──────── DATA PROVIDED

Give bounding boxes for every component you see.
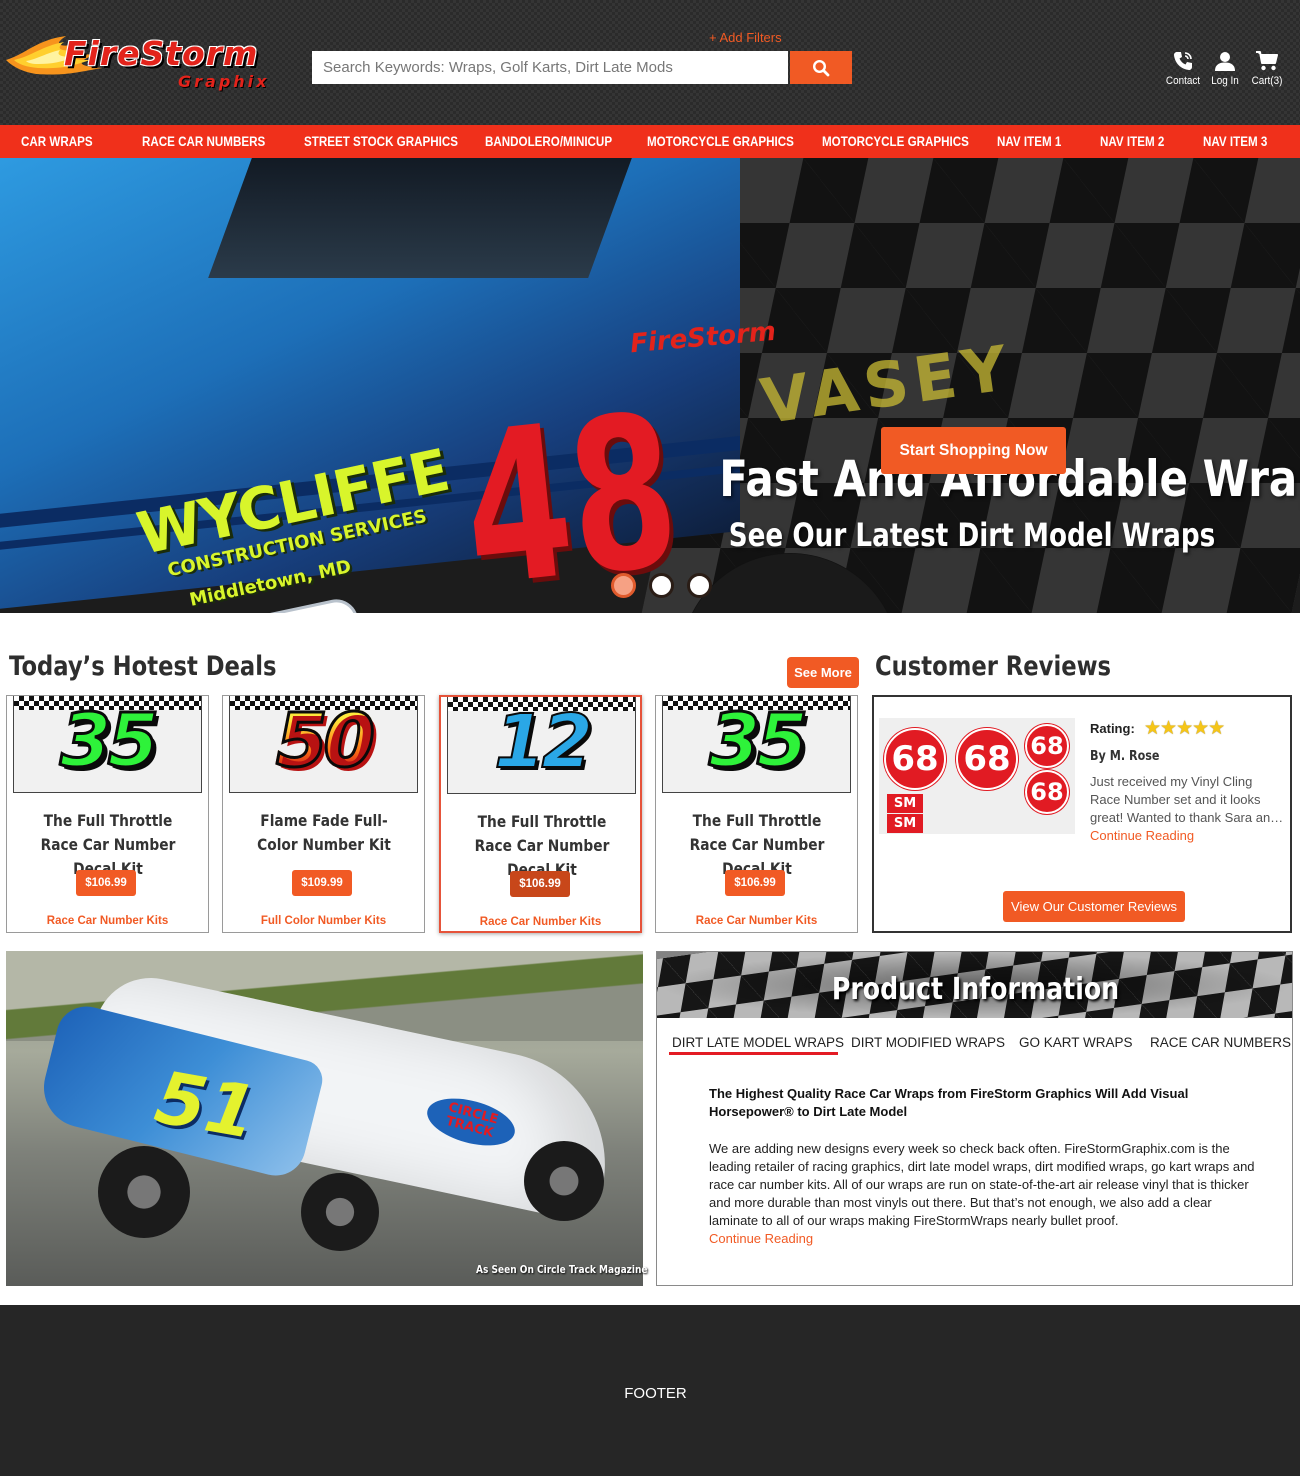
product-number-graphic: 35 bbox=[708, 698, 810, 784]
carousel-dot-1[interactable] bbox=[611, 573, 636, 598]
review-product-image: 68 68 68 68 SM SM bbox=[879, 718, 1075, 834]
logo-subtitle: Graphix bbox=[178, 72, 270, 91]
start-shopping-button[interactable]: Start Shopping Now bbox=[881, 427, 1066, 474]
product-card[interactable]: 50 Flame Fade Full-Color Number Kit $109… bbox=[222, 695, 425, 933]
user-icon bbox=[1215, 52, 1235, 71]
contact-link[interactable]: Contact bbox=[1161, 50, 1205, 87]
sm-decal: SM bbox=[887, 814, 923, 833]
product-info-heading: The Highest Quality Race Car Wraps from … bbox=[709, 1086, 1189, 1119]
nav-motorcycle-graphics-2[interactable]: MOTORCYCLE GRAPHICS bbox=[822, 125, 969, 158]
number-decal: 68 bbox=[1025, 724, 1069, 768]
site-header: FireStorm Graphix + Add Filters Contact … bbox=[0, 0, 1300, 125]
main-nav: CAR WRAPS RACE CAR NUMBERS STREET STOCK … bbox=[0, 125, 1300, 158]
cart-link[interactable]: Cart(3) bbox=[1245, 50, 1289, 87]
deals-title: Today’s Hotest Deals bbox=[9, 651, 277, 682]
number-decal: 68 bbox=[884, 728, 946, 790]
product-category-link[interactable]: Race Car Number Kits bbox=[7, 915, 208, 927]
product-image: 35 bbox=[662, 696, 851, 793]
nav-street-stock-graphics[interactable]: STREET STOCK GRAPHICS bbox=[304, 125, 458, 158]
product-number-graphic: 35 bbox=[59, 698, 161, 784]
carousel-dot-3[interactable] bbox=[687, 573, 712, 598]
product-number-graphic: 12 bbox=[493, 699, 594, 785]
active-tab-indicator bbox=[669, 1052, 838, 1055]
product-image: 50 bbox=[229, 696, 418, 793]
product-price-button[interactable]: $109.99 bbox=[292, 870, 352, 896]
review-text: Just received my Vinyl Cling Race Number… bbox=[1090, 773, 1286, 845]
login-link[interactable]: Log In bbox=[1203, 50, 1247, 87]
featured-car-image: 51 CIRCLE TRACK bbox=[6, 951, 643, 1286]
firestorm-logo[interactable]: FireStorm Graphix bbox=[6, 26, 296, 92]
checkered-banner: Product Information bbox=[657, 952, 1292, 1018]
nav-item-3[interactable]: NAV ITEM 3 bbox=[1203, 125, 1267, 158]
product-image: 35 bbox=[13, 696, 202, 793]
product-category-link[interactable]: Race Car Number Kits bbox=[441, 916, 640, 928]
nav-race-car-numbers[interactable]: RACE CAR NUMBERS bbox=[142, 125, 265, 158]
logo-wordmark: FireStorm bbox=[64, 34, 259, 73]
contact-label: Contact bbox=[1165, 75, 1201, 87]
rating-stars-icon: ★★★★★ bbox=[1144, 718, 1225, 739]
product-price-button[interactable]: $106.99 bbox=[510, 871, 570, 897]
number-decal: 68 bbox=[1025, 770, 1069, 814]
footer-label: FOOTER bbox=[624, 1385, 687, 1402]
nav-item-1[interactable]: NAV ITEM 1 bbox=[997, 125, 1061, 158]
product-information-panel: Product Information DIRT LATE MODEL WRAP… bbox=[656, 951, 1293, 1286]
see-more-button[interactable]: See More bbox=[787, 657, 859, 688]
review-excerpt: Just received my Vinyl Cling Race Number… bbox=[1090, 774, 1284, 825]
search-button[interactable] bbox=[790, 51, 852, 84]
product-info-title: Product Information bbox=[831, 972, 1120, 1007]
nav-item-2[interactable]: NAV ITEM 2 bbox=[1100, 125, 1164, 158]
product-title[interactable]: Flame Fade Full-Color Number Kit bbox=[241, 809, 408, 857]
car-wheel bbox=[301, 1173, 379, 1251]
product-info-continue-link[interactable]: Continue Reading bbox=[709, 1231, 813, 1246]
product-category-link[interactable]: Race Car Number Kits bbox=[656, 915, 857, 927]
product-info-body: We are adding new designs every week so … bbox=[709, 1141, 1255, 1228]
tab-race-car-numbers[interactable]: RACE CAR NUMBERS bbox=[1150, 1035, 1291, 1050]
nav-bandolero-minicup[interactable]: BANDOLERO/MINICUP bbox=[485, 125, 612, 158]
product-card[interactable]: 35 The Full Throttle Race Car Number Dec… bbox=[6, 695, 209, 933]
product-number-graphic: 50 bbox=[230, 703, 417, 780]
site-footer: FOOTER bbox=[0, 1305, 1300, 1476]
reviews-title: Customer Reviews bbox=[875, 651, 1112, 682]
nav-motorcycle-graphics[interactable]: MOTORCYCLE GRAPHICS bbox=[647, 125, 794, 158]
cart-icon bbox=[1256, 51, 1278, 71]
hero-banner: FireStorm VASEY WYCLIFFE CONSTRUCTION SE… bbox=[0, 158, 1300, 613]
tab-dirt-late-model-wraps[interactable]: DIRT LATE MODEL WRAPS bbox=[672, 1035, 844, 1050]
nav-car-wraps[interactable]: CAR WRAPS bbox=[21, 125, 93, 158]
tab-go-kart-wraps[interactable]: GO KART WRAPS bbox=[1019, 1035, 1133, 1050]
review-author: By M. Rose bbox=[1090, 749, 1160, 764]
product-card-highlighted[interactable]: 12 The Full Throttle Race Car Number Dec… bbox=[439, 695, 642, 933]
product-image: 12 bbox=[447, 697, 636, 794]
alpha-decal-text: alpha bbox=[230, 608, 368, 613]
hero-subtitle: See Our Latest Dirt Model Wraps bbox=[728, 516, 1216, 554]
carousel-dot-2[interactable] bbox=[649, 573, 674, 598]
review-continue-link[interactable]: Continue Reading bbox=[1090, 828, 1194, 843]
view-reviews-button[interactable]: View Our Customer Reviews bbox=[1003, 891, 1185, 922]
search-icon bbox=[812, 59, 830, 76]
hero-driver-window bbox=[208, 158, 632, 278]
tab-dirt-modified-wraps[interactable]: DIRT MODIFIED WRAPS bbox=[851, 1035, 1005, 1050]
image-caption: As Seen On Circle Track Magazine bbox=[476, 1263, 648, 1276]
product-price-button[interactable]: $106.99 bbox=[725, 870, 785, 896]
rating-label: Rating: bbox=[1090, 721, 1135, 736]
car-number: 51 bbox=[149, 1054, 263, 1156]
cart-label: Cart(3) bbox=[1251, 75, 1283, 87]
product-category-link[interactable]: Full Color Number Kits bbox=[223, 915, 424, 927]
sm-decal: SM bbox=[887, 794, 923, 813]
phone-icon bbox=[1174, 52, 1192, 70]
login-label: Log In bbox=[1211, 75, 1239, 87]
customer-reviews-panel: 68 68 68 68 SM SM Rating: ★★★★★ By M. Ro… bbox=[872, 695, 1292, 933]
car-wheel bbox=[524, 1141, 604, 1221]
search-input[interactable] bbox=[312, 51, 788, 84]
number-decal: 68 bbox=[956, 728, 1018, 790]
product-card[interactable]: 35 The Full Throttle Race Car Number Dec… bbox=[655, 695, 858, 933]
car-wheel bbox=[98, 1146, 190, 1238]
product-price-button[interactable]: $106.99 bbox=[76, 870, 136, 896]
add-filters-link[interactable]: + Add Filters bbox=[709, 30, 782, 45]
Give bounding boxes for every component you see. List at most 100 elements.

────────────────

■ WRITTEN EXERCISE ■
Copy out all the lines above, changing each "Race Car Number Kits" to "Race Car Decal Kits" and keeping everything else the same. Don't include the pictures.

■ REPLY ■
Give bounding boxes for every component you see.
product-number-graphic: 35 bbox=[708, 698, 810, 784]
carousel-dot-1[interactable] bbox=[611, 573, 636, 598]
review-product-image: 68 68 68 68 SM SM bbox=[879, 718, 1075, 834]
logo-subtitle: Graphix bbox=[178, 72, 270, 91]
start-shopping-button[interactable]: Start Shopping Now bbox=[881, 427, 1066, 474]
product-card[interactable]: 50 Flame Fade Full-Color Number Kit $109… bbox=[222, 695, 425, 933]
user-icon bbox=[1215, 52, 1235, 71]
contact-link[interactable]: Contact bbox=[1161, 50, 1205, 87]
sm-decal: SM bbox=[887, 814, 923, 833]
product-info-heading: The Highest Quality Race Car Wraps from … bbox=[709, 1086, 1189, 1119]
nav-motorcycle-graphics-2[interactable]: MOTORCYCLE GRAPHICS bbox=[822, 125, 969, 158]
number-decal: 68 bbox=[1025, 724, 1069, 768]
site-header: FireStorm Graphix + Add Filters Contact … bbox=[0, 0, 1300, 125]
main-nav: CAR WRAPS RACE CAR NUMBERS STREET STOCK … bbox=[0, 125, 1300, 158]
cart-link[interactable]: Cart(3) bbox=[1245, 50, 1289, 87]
deals-title: Today’s Hotest Deals bbox=[9, 651, 277, 682]
number-decal: 68 bbox=[884, 728, 946, 790]
product-category-link[interactable]: Race Car Decal Kits bbox=[7, 915, 208, 927]
product-image: 35 bbox=[662, 696, 851, 793]
nav-street-stock-graphics[interactable]: STREET STOCK GRAPHICS bbox=[304, 125, 458, 158]
product-number-graphic: 35 bbox=[59, 698, 161, 784]
carousel-dot-3[interactable] bbox=[687, 573, 712, 598]
product-number-graphic: 12 bbox=[493, 699, 594, 785]
active-tab-indicator bbox=[669, 1052, 838, 1055]
product-image: 50 bbox=[229, 696, 418, 793]
product-price-button[interactable]: $109.99 bbox=[292, 870, 352, 896]
review-text: Just received my Vinyl Cling Race Number… bbox=[1090, 773, 1286, 845]
login-link[interactable]: Log In bbox=[1203, 50, 1247, 87]
featured-car-image: 51 CIRCLE TRACK bbox=[6, 951, 643, 1286]
firestorm-logo[interactable]: FireStorm Graphix bbox=[6, 26, 296, 92]
checkered-banner: Product Information bbox=[657, 952, 1292, 1018]
nav-item-3[interactable]: NAV ITEM 3 bbox=[1203, 125, 1267, 158]
product-image: 35 bbox=[13, 696, 202, 793]
product-category-link[interactable]: Race Car Decal Kits bbox=[441, 916, 640, 928]
nav-race-car-numbers[interactable]: RACE CAR NUMBERS bbox=[142, 125, 265, 158]
logo-wordmark: FireStorm bbox=[64, 34, 259, 73]
contact-label: Contact bbox=[1165, 75, 1201, 87]
rating-stars-icon: ★★★★★ bbox=[1144, 718, 1225, 739]
product-price-button[interactable]: $106.99 bbox=[510, 871, 570, 897]
number-decal: 68 bbox=[1025, 770, 1069, 814]
footer-label: FOOTER bbox=[624, 1385, 687, 1402]
nav-item-1[interactable]: NAV ITEM 1 bbox=[997, 125, 1061, 158]
product-information-panel: Product Information DIRT LATE MODEL WRAP… bbox=[656, 951, 1293, 1286]
see-more-button[interactable]: See More bbox=[787, 657, 859, 688]
review-excerpt: Just received my Vinyl Cling Race Number… bbox=[1090, 774, 1284, 825]
search-button[interactable] bbox=[790, 51, 852, 84]
product-info-title: Product Information bbox=[831, 972, 1120, 1007]
nav-item-2[interactable]: NAV ITEM 2 bbox=[1100, 125, 1164, 158]
product-title[interactable]: Flame Fade Full-Color Number Kit bbox=[241, 809, 408, 857]
car-wheel bbox=[301, 1173, 379, 1251]
product-info-continue-link[interactable]: Continue Reading bbox=[709, 1231, 813, 1246]
product-category-link[interactable]: Race Car Decal Kits bbox=[656, 915, 857, 927]
product-info-body: We are adding new designs every week so … bbox=[709, 1141, 1255, 1228]
tab-race-car-numbers[interactable]: RACE CAR NUMBERS bbox=[1150, 1035, 1291, 1050]
nav-bandolero-minicup[interactable]: BANDOLERO/MINICUP bbox=[485, 125, 612, 158]
product-card[interactable]: 35 The Full Throttle Race Car Number Dec… bbox=[6, 695, 209, 933]
product-number-graphic: 50 bbox=[230, 703, 417, 780]
site-footer: FOOTER bbox=[0, 1305, 1300, 1476]
reviews-title: Customer Reviews bbox=[875, 651, 1112, 682]
nav-motorcycle-graphics[interactable]: MOTORCYCLE GRAPHICS bbox=[647, 125, 794, 158]
cart-icon bbox=[1256, 51, 1278, 71]
hero-banner: FireStorm VASEY WYCLIFFE CONSTRUCTION SE… bbox=[0, 158, 1300, 613]
tab-dirt-late-model-wraps[interactable]: DIRT LATE MODEL WRAPS bbox=[672, 1035, 844, 1050]
nav-car-wraps[interactable]: CAR WRAPS bbox=[21, 125, 93, 158]
tab-go-kart-wraps[interactable]: GO KART WRAPS bbox=[1019, 1035, 1133, 1050]
review-author: By M. Rose bbox=[1090, 749, 1160, 764]
product-card-highlighted[interactable]: 12 The Full Throttle Race Car Number Dec… bbox=[439, 695, 642, 933]
product-image: 12 bbox=[447, 697, 636, 794]
alpha-decal-text: alpha bbox=[230, 608, 368, 613]
hero-subtitle: See Our Latest Dirt Model Wraps bbox=[728, 516, 1216, 554]
carousel-dot-2[interactable] bbox=[649, 573, 674, 598]
review-continue-link[interactable]: Continue Reading bbox=[1090, 828, 1194, 843]
view-reviews-button[interactable]: View Our Customer Reviews bbox=[1003, 891, 1185, 922]
search-icon bbox=[812, 59, 830, 76]
hero-driver-window bbox=[208, 158, 632, 278]
tab-dirt-modified-wraps[interactable]: DIRT MODIFIED WRAPS bbox=[851, 1035, 1005, 1050]
image-caption: As Seen On Circle Track Magazine bbox=[476, 1263, 648, 1276]
product-price-button[interactable]: $106.99 bbox=[725, 870, 785, 896]
rating-label: Rating: bbox=[1090, 721, 1135, 736]
car-number: 51 bbox=[149, 1054, 263, 1156]
cart-label: Cart(3) bbox=[1251, 75, 1283, 87]
product-category-link[interactable]: Full Color Number Kits bbox=[223, 915, 424, 927]
sm-decal: SM bbox=[887, 794, 923, 813]
phone-icon bbox=[1174, 52, 1192, 70]
login-label: Log In bbox=[1211, 75, 1239, 87]
customer-reviews-panel: 68 68 68 68 SM SM Rating: ★★★★★ By M. Ro… bbox=[872, 695, 1292, 933]
car-wheel bbox=[524, 1141, 604, 1221]
search-input[interactable] bbox=[312, 51, 788, 84]
number-decal: 68 bbox=[956, 728, 1018, 790]
product-card[interactable]: 35 The Full Throttle Race Car Number Dec… bbox=[655, 695, 858, 933]
car-wheel bbox=[98, 1146, 190, 1238]
product-price-button[interactable]: $106.99 bbox=[76, 870, 136, 896]
add-filters-link[interactable]: + Add Filters bbox=[709, 30, 782, 45]
Give bounding boxes for every component you see. List at most 100 elements.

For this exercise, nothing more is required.